**WHAT IS EXPECTED:**
Find the string "these" in the entries and copy each line that has it.
══ RECORDS SHOWN
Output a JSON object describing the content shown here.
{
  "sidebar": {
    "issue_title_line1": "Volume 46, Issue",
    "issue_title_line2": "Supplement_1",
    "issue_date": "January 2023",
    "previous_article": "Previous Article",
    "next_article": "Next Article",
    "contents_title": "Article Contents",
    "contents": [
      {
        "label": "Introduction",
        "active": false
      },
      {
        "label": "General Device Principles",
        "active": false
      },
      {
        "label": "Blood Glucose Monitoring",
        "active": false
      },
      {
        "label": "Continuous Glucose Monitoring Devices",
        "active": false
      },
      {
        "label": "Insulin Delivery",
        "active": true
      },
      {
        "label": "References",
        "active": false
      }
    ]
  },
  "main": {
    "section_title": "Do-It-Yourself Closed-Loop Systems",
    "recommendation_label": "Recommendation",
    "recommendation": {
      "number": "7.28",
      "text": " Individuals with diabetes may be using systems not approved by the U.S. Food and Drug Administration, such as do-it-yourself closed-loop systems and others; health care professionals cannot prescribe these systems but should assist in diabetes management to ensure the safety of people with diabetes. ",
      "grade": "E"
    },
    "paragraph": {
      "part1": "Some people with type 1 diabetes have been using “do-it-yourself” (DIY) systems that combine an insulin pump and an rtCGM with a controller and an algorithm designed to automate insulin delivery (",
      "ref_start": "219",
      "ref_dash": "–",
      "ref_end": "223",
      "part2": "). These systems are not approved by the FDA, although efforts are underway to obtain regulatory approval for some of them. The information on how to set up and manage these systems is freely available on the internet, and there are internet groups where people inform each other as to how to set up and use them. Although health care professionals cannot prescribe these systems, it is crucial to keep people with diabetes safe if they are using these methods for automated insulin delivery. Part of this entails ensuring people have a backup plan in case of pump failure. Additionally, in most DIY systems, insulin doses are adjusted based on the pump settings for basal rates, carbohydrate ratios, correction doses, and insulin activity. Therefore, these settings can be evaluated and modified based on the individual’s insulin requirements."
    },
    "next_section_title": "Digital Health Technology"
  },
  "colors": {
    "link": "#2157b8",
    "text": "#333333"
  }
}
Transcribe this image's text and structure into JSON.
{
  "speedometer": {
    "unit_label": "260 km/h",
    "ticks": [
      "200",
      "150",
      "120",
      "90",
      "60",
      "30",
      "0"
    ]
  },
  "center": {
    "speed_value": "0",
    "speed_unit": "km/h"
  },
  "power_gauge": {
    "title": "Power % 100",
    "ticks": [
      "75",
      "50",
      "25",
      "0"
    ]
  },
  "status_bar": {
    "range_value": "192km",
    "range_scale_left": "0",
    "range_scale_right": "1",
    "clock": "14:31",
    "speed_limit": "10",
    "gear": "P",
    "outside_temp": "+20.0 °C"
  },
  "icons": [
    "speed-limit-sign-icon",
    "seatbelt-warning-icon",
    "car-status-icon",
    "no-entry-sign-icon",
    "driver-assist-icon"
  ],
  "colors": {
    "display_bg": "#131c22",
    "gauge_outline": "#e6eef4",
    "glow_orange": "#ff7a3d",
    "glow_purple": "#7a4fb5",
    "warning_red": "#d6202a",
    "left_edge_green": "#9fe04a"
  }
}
════
**WRITTEN ANSWER:**
      "text": " Individuals with diabetes may be using systems not approved by the U.S. Food and Drug Administration, such as do-it-yourself closed-loop systems and others; health care professionals cannot prescribe these systems but should assist in diabetes management to ensure the safety of people with diabetes. ",
      "part2": "). These systems are not approved by the FDA, although efforts are underway to obtain regulatory approval for some of them. The information on how to set up and manage these systems is freely available on the internet, and there are internet groups where people inform each other as to how to set up and use them. Although health care professionals cannot prescribe these systems, it is crucial to keep people with diabetes safe if they are using these methods for automated insulin delivery. Part of this entails ensuring people have a backup plan in case of pump failure. Additionally, in most DIY systems, insulin doses are adjusted based on the pump settings for basal rates, carbohydrate ratios, correction doses, and insulin activity. Therefore, these settings can be evaluated and modified based on the individual’s insulin requirements."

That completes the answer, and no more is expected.